Hunt for the word "Mietzinseinschätzungen" across the entries below, copying each line that holds it.

• Excerpted data:

[Begin]

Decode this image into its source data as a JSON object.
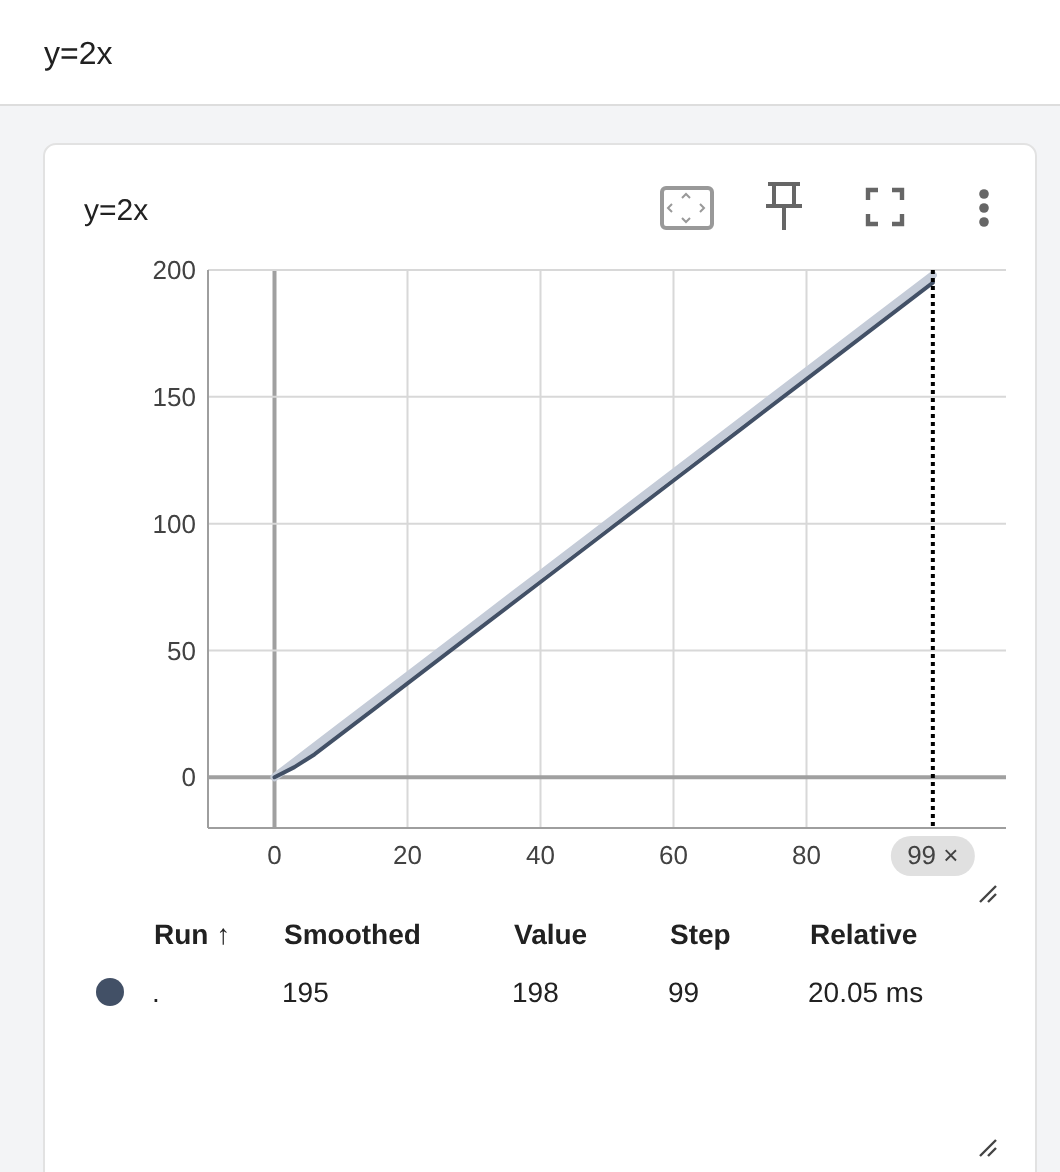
{
  "chart_data": {
    "type": "line",
    "title": "y=2x",
    "annotations": [
      "y=2x",
      "Run ↑",
      "Smoothed",
      "Value",
      "Step",
      "Relative",
      ".",
      "195",
      "198",
      "99",
      "20.05 ms"
    ],
    "series": [
      {
        "color": "#c5ccd8",
        "x": [
          0,
          10,
          20,
          30,
          40,
          50,
          60,
          70,
          80,
          90,
          99
        ],
        "values": [
          0,
          20,
          40,
          60,
          80,
          100,
          120,
          140,
          160,
          180,
          198
        ]
      },
      {
        "color": "#425066",
        "x": [
          0,
          3,
          6,
          10,
          15,
          20,
          30,
          40,
          50,
          60,
          70,
          80,
          90,
          99
        ],
        "values": [
          0,
          4,
          9,
          17,
          27,
          37,
          57,
          77,
          97,
          117,
          137,
          157,
          177,
          195
        ]
      }
    ],
    "xlim": [
      -10,
      110
    ],
    "xticks": [
      0,
      20,
      40,
      60,
      80
    ],
    "ylim": [
      -20,
      200
    ],
    "yticks": [
      0,
      50,
      100,
      150,
      200
    ],
    "grid": true,
    "line_style": "solid",
    "ref_lines": [
      {
        "axis": "x",
        "value": 99,
        "label": "99 ×",
        "color": "#000000",
        "line_style": "dotted"
      }
    ]
  }
}
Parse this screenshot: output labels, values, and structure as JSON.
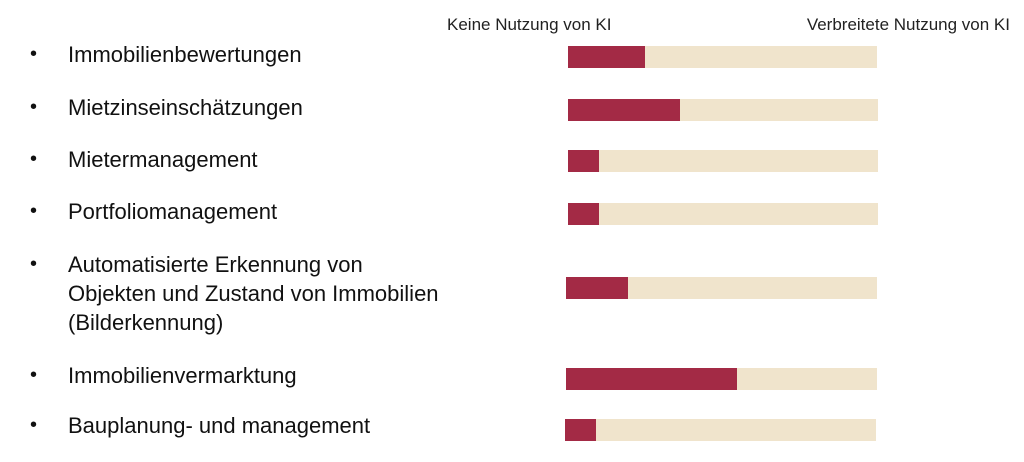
{
  "header": {
    "left_label": "Keine Nutzung von KI",
    "right_label": "Verbreitete Nutzung von KI"
  },
  "colors": {
    "fill": "#a32a45",
    "track": "#f0e4cc"
  },
  "chart_data": {
    "type": "bar",
    "orientation": "horizontal",
    "scale": [
      0,
      1
    ],
    "scale_labels": [
      "Keine Nutzung von KI",
      "Verbreitete Nutzung von KI"
    ],
    "categories": [
      "Immobilienbewertungen",
      "Mietzinseinschätzungen",
      "Mietermanagement",
      "Portfoliomanagement",
      "Automatisierte Erkennung von Objekten und Zustand von Immobilien (Bilderkennung)",
      "Immobilienvermarktung",
      "Bauplanung- und management"
    ],
    "values": [
      0.25,
      0.36,
      0.1,
      0.1,
      0.2,
      0.55,
      0.1
    ]
  },
  "items": [
    {
      "bullet": "•",
      "lines": [
        "Immobilienbewertungen"
      ]
    },
    {
      "bullet": "•",
      "lines": [
        "Mietzinseinschätzungen"
      ]
    },
    {
      "bullet": "•",
      "lines": [
        "Mietermanagement"
      ]
    },
    {
      "bullet": "•",
      "lines": [
        "Portfoliomanagement"
      ]
    },
    {
      "bullet": "•",
      "lines": [
        "Automatisierte Erkennung von",
        "Objekten und Zustand von Immobilien",
        "(Bilderkennung)"
      ]
    },
    {
      "bullet": "•",
      "lines": [
        "Immobilienvermarktung"
      ]
    },
    {
      "bullet": "•",
      "lines": [
        "Bauplanung- und management"
      ]
    }
  ]
}
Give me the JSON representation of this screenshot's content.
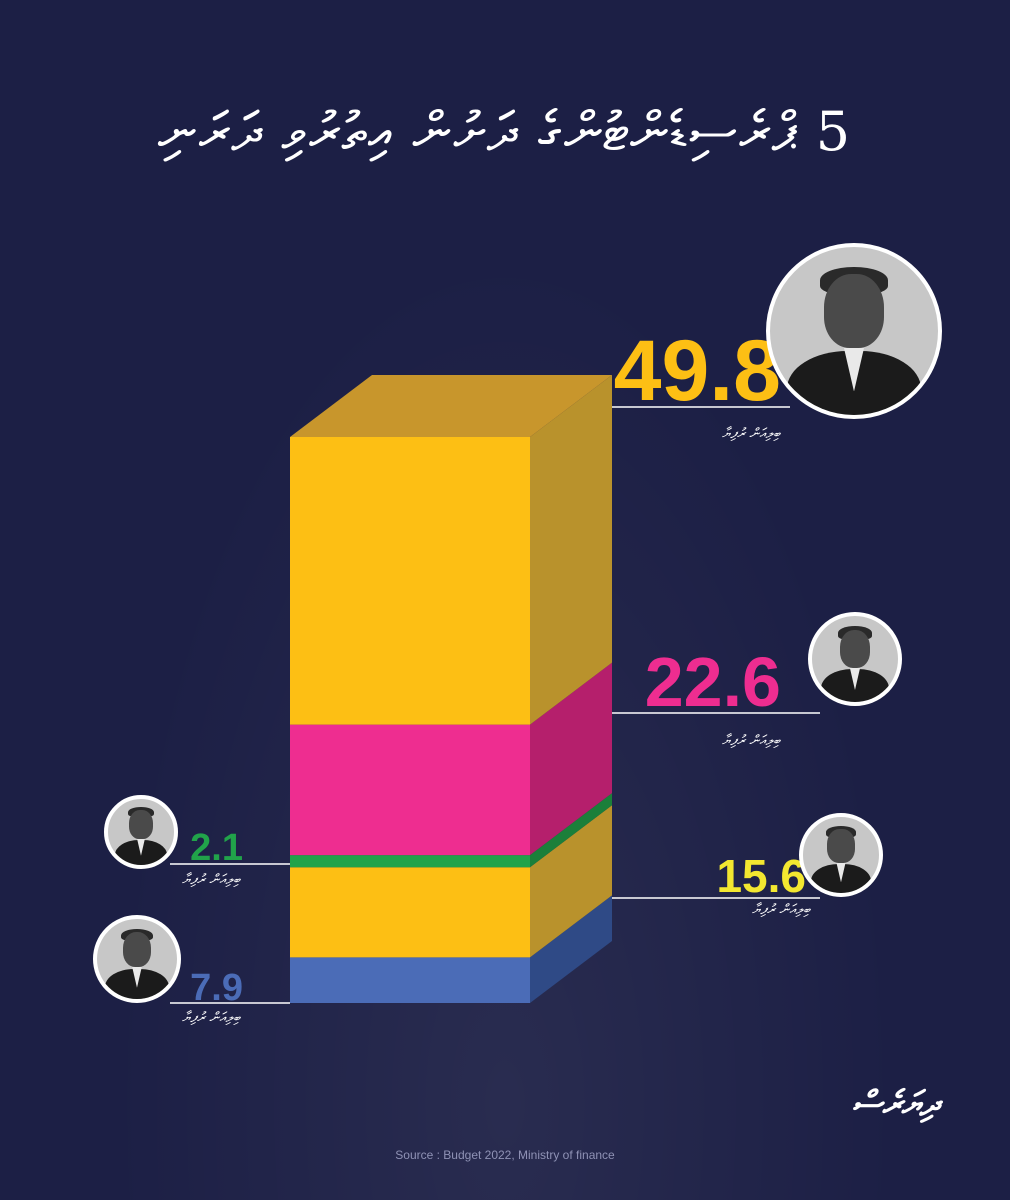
{
  "title": "5 ޕްރެސިޑެންޓުންގެ ދަށުން އިތުރުވި ދަރަނި",
  "chart_data": {
    "type": "bar",
    "stacked": true,
    "unit_caption": "ބިލިއަން ރުފިޔާ",
    "segments": [
      {
        "value": 7.9,
        "color": "#4b6cb7",
        "side_color": "#2f4a86",
        "label_color": "#4b6cb7",
        "label_side": "left"
      },
      {
        "value": 15.6,
        "color": "#fdbf14",
        "side_color": "#b9922c",
        "label_color": "#f3e730",
        "label_side": "right"
      },
      {
        "value": 2.1,
        "color": "#21a34a",
        "side_color": "#1b7f3a",
        "label_color": "#21a34a",
        "label_side": "left"
      },
      {
        "value": 22.6,
        "color": "#ee2d90",
        "side_color": "#b51f6c",
        "label_color": "#ee2d90",
        "label_side": "right"
      },
      {
        "value": 49.8,
        "color": "#fdbf14",
        "side_color": "#b9922c",
        "label_color": "#fdbf14",
        "label_side": "right"
      }
    ]
  },
  "labels": {
    "v1": "49.8",
    "v2": "22.6",
    "v3": "15.6",
    "v4": "2.1",
    "v5": "7.9",
    "cap1": "ބިލިއަން ރުފިޔާ",
    "cap2": "ބިލިއަން ރުފިޔާ",
    "cap3": "ބިލިއަން ރުފިޔާ",
    "cap4": "ބިލިއަން ރުފިޔާ",
    "cap5": "ބިލިއަން ރުފިޔާ"
  },
  "logo": "ދިޔަރެސް",
  "source": "Source : Budget 2022, Ministry of finance"
}
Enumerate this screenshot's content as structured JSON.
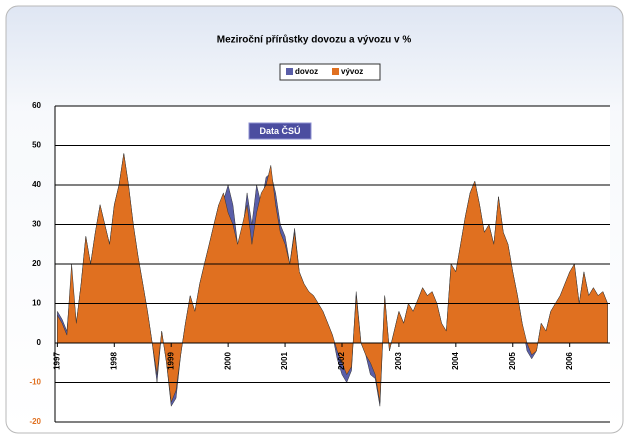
{
  "chart_data": {
    "type": "area",
    "title": "Meziroční přírůstky dovozu a vývozu v %",
    "annotation": "Data ČSÚ",
    "categories": [
      "1997",
      null,
      null,
      null,
      null,
      null,
      null,
      null,
      null,
      null,
      null,
      null,
      "1998",
      null,
      null,
      null,
      null,
      null,
      null,
      null,
      null,
      null,
      null,
      null,
      "1999",
      null,
      null,
      null,
      null,
      null,
      null,
      null,
      null,
      null,
      null,
      null,
      "2000",
      null,
      null,
      null,
      null,
      null,
      null,
      null,
      null,
      null,
      null,
      null,
      "2001",
      null,
      null,
      null,
      null,
      null,
      null,
      null,
      null,
      null,
      null,
      null,
      "2002",
      null,
      null,
      null,
      null,
      null,
      null,
      null,
      null,
      null,
      null,
      null,
      "2003",
      null,
      null,
      null,
      null,
      null,
      null,
      null,
      null,
      null,
      null,
      null,
      "2004",
      null,
      null,
      null,
      null,
      null,
      null,
      null,
      null,
      null,
      null,
      null,
      "2005",
      null,
      null,
      null,
      null,
      null,
      null,
      null,
      null,
      null,
      null,
      null,
      "2006",
      null,
      null,
      null,
      null,
      null,
      null,
      null,
      null
    ],
    "series": [
      {
        "name": "dovoz",
        "color": "#5a5ea8",
        "values": [
          8,
          6,
          3,
          18,
          5,
          15,
          27,
          20,
          28,
          35,
          30,
          25,
          35,
          40,
          48,
          40,
          30,
          22,
          15,
          8,
          0,
          -10,
          3,
          -5,
          -16,
          -14,
          -3,
          5,
          12,
          8,
          15,
          20,
          25,
          30,
          35,
          36,
          40,
          35,
          25,
          28,
          38,
          30,
          40,
          35,
          42,
          43,
          38,
          30,
          27,
          20,
          29,
          18,
          15,
          13,
          12,
          10,
          8,
          5,
          2,
          -4,
          -8,
          -10,
          -7,
          13,
          0,
          -3,
          -8,
          -9,
          -16,
          12,
          -2,
          3,
          8,
          5,
          10,
          8,
          11,
          14,
          12,
          13,
          10,
          5,
          3,
          20,
          18,
          25,
          32,
          38,
          41,
          35,
          28,
          30,
          25,
          37,
          28,
          25,
          18,
          12,
          5,
          -2,
          -4,
          -2,
          5,
          3,
          8,
          10,
          12,
          15,
          18,
          20,
          10,
          18,
          12,
          14,
          12,
          13,
          10
        ]
      },
      {
        "name": "vývoz",
        "color": "#e07020",
        "values": [
          7,
          5,
          2,
          20,
          5,
          15,
          27,
          20,
          28,
          35,
          30,
          25,
          35,
          40,
          48,
          40,
          30,
          22,
          15,
          8,
          0,
          -8,
          3,
          -5,
          -15,
          -12,
          -3,
          5,
          12,
          8,
          15,
          20,
          25,
          30,
          35,
          38,
          33,
          30,
          25,
          30,
          35,
          25,
          33,
          38,
          40,
          45,
          35,
          28,
          25,
          20,
          28,
          18,
          15,
          13,
          12,
          10,
          8,
          5,
          2,
          -2,
          -5,
          -8,
          -6,
          12,
          0,
          -3,
          -5,
          -8,
          -15,
          12,
          -2,
          3,
          8,
          5,
          10,
          8,
          11,
          14,
          12,
          13,
          10,
          5,
          3,
          20,
          18,
          25,
          32,
          38,
          41,
          35,
          28,
          30,
          25,
          37,
          28,
          25,
          18,
          12,
          5,
          0,
          -3,
          -2,
          5,
          3,
          8,
          10,
          12,
          15,
          18,
          20,
          10,
          18,
          12,
          14,
          12,
          13,
          10
        ]
      }
    ],
    "ylim": [
      -20,
      60
    ],
    "yticks": [
      -20,
      -10,
      0,
      10,
      20,
      30,
      40,
      50,
      60
    ],
    "grid": true,
    "tick_color": "#000000",
    "negative_tick_color": "#e07020",
    "legend": "top"
  }
}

[End]

• The solution:
      "Mietzinseinschätzungen",
        "Mietzinseinschätzungen"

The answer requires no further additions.